_To do_: Quote the listing below in its entirety, omitting every image.

Stored records:

━━━━━━━━

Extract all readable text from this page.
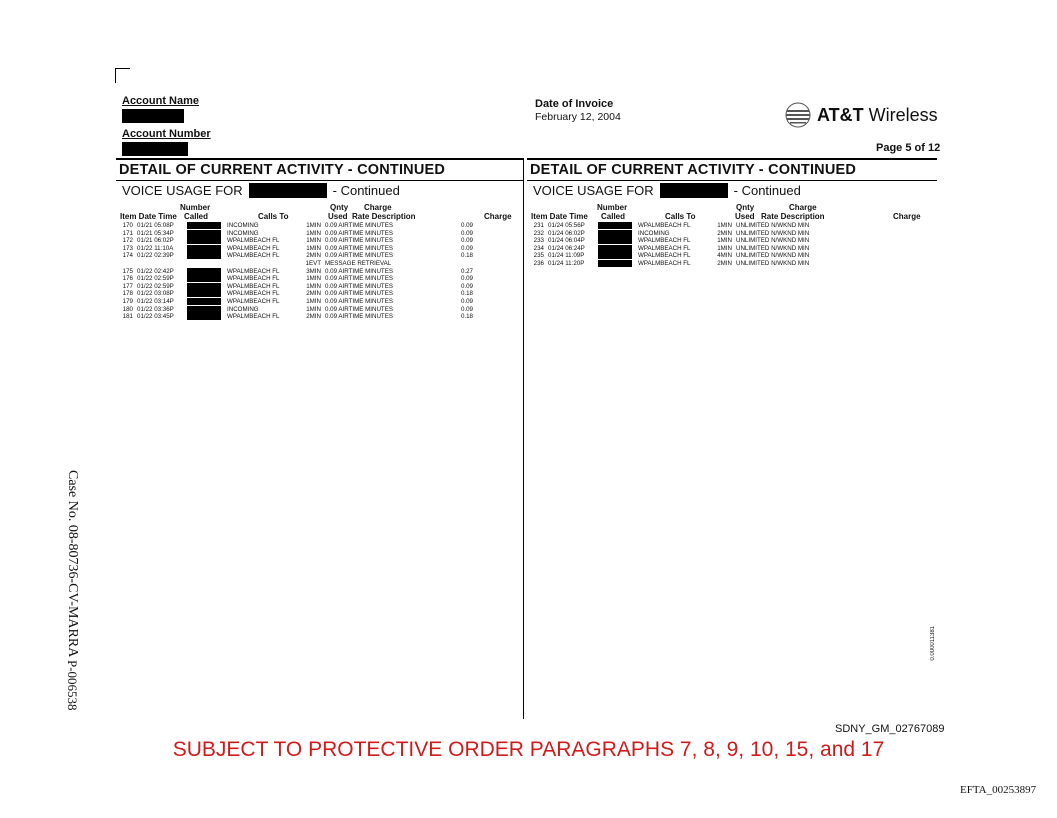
Account Name
Account Number
Date of Invoice
February 12, 2004	AT&T Wireless
Page 5 of 12
DETAIL OF CURRENT ACTIVITY - CONTINUED	DETAIL OF CURRENT ACTIVITY - CONTINUED
VOICE USAGE FOR	- Continued	VOICE USAGE FOR	- Continued
Number
Item Date Time Called	Calls To
Qnty
Used
Charge
Rate Description	Charge
Number
Item Date Time Called	Calls To
Qnty
Used
Charge
Rate Description	Charge
170 01/21 05:08P	INCOMING	1MIN 0.09 AIRTIME MINUTES	0.09
171 01/21 05:34P	INCOMING	1MIN 0.09 AIRTIME MINUTES	0.09
172 01/21 06:02P	WPALMBEACH FL	1MIN 0.09 AIRTIME MINUTES	0.09
173 01/22 11:10A	WPALMBEACH FL	1MIN 0.09 AIRTIME MINUTES	0.09
174 01/22 02:39P	WPALMBEACH FL	2MIN 0.09 AIRTIME MINUTES	0.18
1EVT MESSAGE RETRIEVAL
175 01/22 02:42P	WPALMBEACH FL	3MIN 0.09 AIRTIME MINUTES	0.27
176 01/22 02:59P	WPALMBEACH FL	1MIN 0.09 AIRTIME MINUTES	0.09
177 01/22 02:59P	WPALMBEACH FL	1MIN 0.09 AIRTIME MINUTES	0.09
178 01/22 03:08P	WPALMBEACH FL	2MIN 0.09 AIRTIME MINUTES	0.18
179 01/22 03:14P	WPALMBEACH FL	1MIN 0.09 AIRTIME MINUTES	0.09
180 01/22 03:36P	INCOMING	1MIN 0.09 AIRTIME MINUTES	0.09
181 01/22 03:45P	WPALMBEACH FL	2MIN 0.09 AIRTIME MINUTES	0.18
231 01/24 05:56P	WPALMBEACH FL	1MIN UNLIMITED N/WKND MIN
232 01/24 06:02P	INCOMING	2MIN UNLIMITED N/WKND MIN
233 01/24 06:04P	WPALMBEACH FL	1MIN UNLIMITED N/WKND MIN
234 01/24 06:24P	WPALMBEACH FL	1MIN UNLIMITED N/WKND MIN
235 01/24 11:09P	WPALMBEACH FL	4MIN UNLIMITED N/WKND MIN
236 01/24 11:20P	WPALMBEACH FL	2MIN UNLIMITED N/WKND MIN
Case No. 08-80736-CV-MARRA
P-006538
0.000011381
SDNY_GM_02767089
SUBJECT TO PROTECTIVE ORDER PARAGRAPHS 7, 8, 9, 10, 15, and 17
EFTA_00253897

━━━━━━━━

_Task output_:
Extract all readable text from this page.
Account Name
Account Number
Date of Invoice
February 12, 2004	AT&T Wireless
Page 5 of 12
DETAIL OF CURRENT ACTIVITY - CONTINUED	DETAIL OF CURRENT ACTIVITY - CONTINUED
VOICE USAGE FOR	- Continued	VOICE USAGE FOR	- Continued
Number
Item Date Time Called	Calls To
Qnty
Used
Charge
Rate Description	Charge
Number
Item Date Time Called	Calls To
Qnty
Used
Charge
Rate Description	Charge
170 01/21 05:08P	INCOMING	1MIN 0.09 AIRTIME MINUTES	0.09
171 01/21 05:34P	INCOMING	1MIN 0.09 AIRTIME MINUTES	0.09
172 01/21 06:02P	WPALMBEACH FL	1MIN 0.09 AIRTIME MINUTES	0.09
173 01/22 11:10A	WPALMBEACH FL	1MIN 0.09 AIRTIME MINUTES	0.09
174 01/22 02:39P	WPALMBEACH FL	2MIN 0.09 AIRTIME MINUTES	0.18
1EVT MESSAGE RETRIEVAL
175 01/22 02:42P	WPALMBEACH FL	3MIN 0.09 AIRTIME MINUTES	0.27
176 01/22 02:59P	WPALMBEACH FL	1MIN 0.09 AIRTIME MINUTES	0.09
177 01/22 02:59P	WPALMBEACH FL	1MIN 0.09 AIRTIME MINUTES	0.09
178 01/22 03:08P	WPALMBEACH FL	2MIN 0.09 AIRTIME MINUTES	0.18
179 01/22 03:14P	WPALMBEACH FL	1MIN 0.09 AIRTIME MINUTES	0.09
180 01/22 03:36P	INCOMING	1MIN 0.09 AIRTIME MINUTES	0.09
181 01/22 03:45P	WPALMBEACH FL	2MIN 0.09 AIRTIME MINUTES	0.18
231 01/24 05:56P	WPALMBEACH FL	1MIN UNLIMITED N/WKND MIN
232 01/24 06:02P	INCOMING	2MIN UNLIMITED N/WKND MIN
233 01/24 06:04P	WPALMBEACH FL	1MIN UNLIMITED N/WKND MIN
234 01/24 06:24P	WPALMBEACH FL	1MIN UNLIMITED N/WKND MIN
235 01/24 11:09P	WPALMBEACH FL	4MIN UNLIMITED N/WKND MIN
236 01/24 11:20P	WPALMBEACH FL	2MIN UNLIMITED N/WKND MIN
Case No. 08-80736-CV-MARRA
P-006538
0.000011381
SDNY_GM_02767089
SUBJECT TO PROTECTIVE ORDER PARAGRAPHS 7, 8, 9, 10, 15, and 17
EFTA_00253897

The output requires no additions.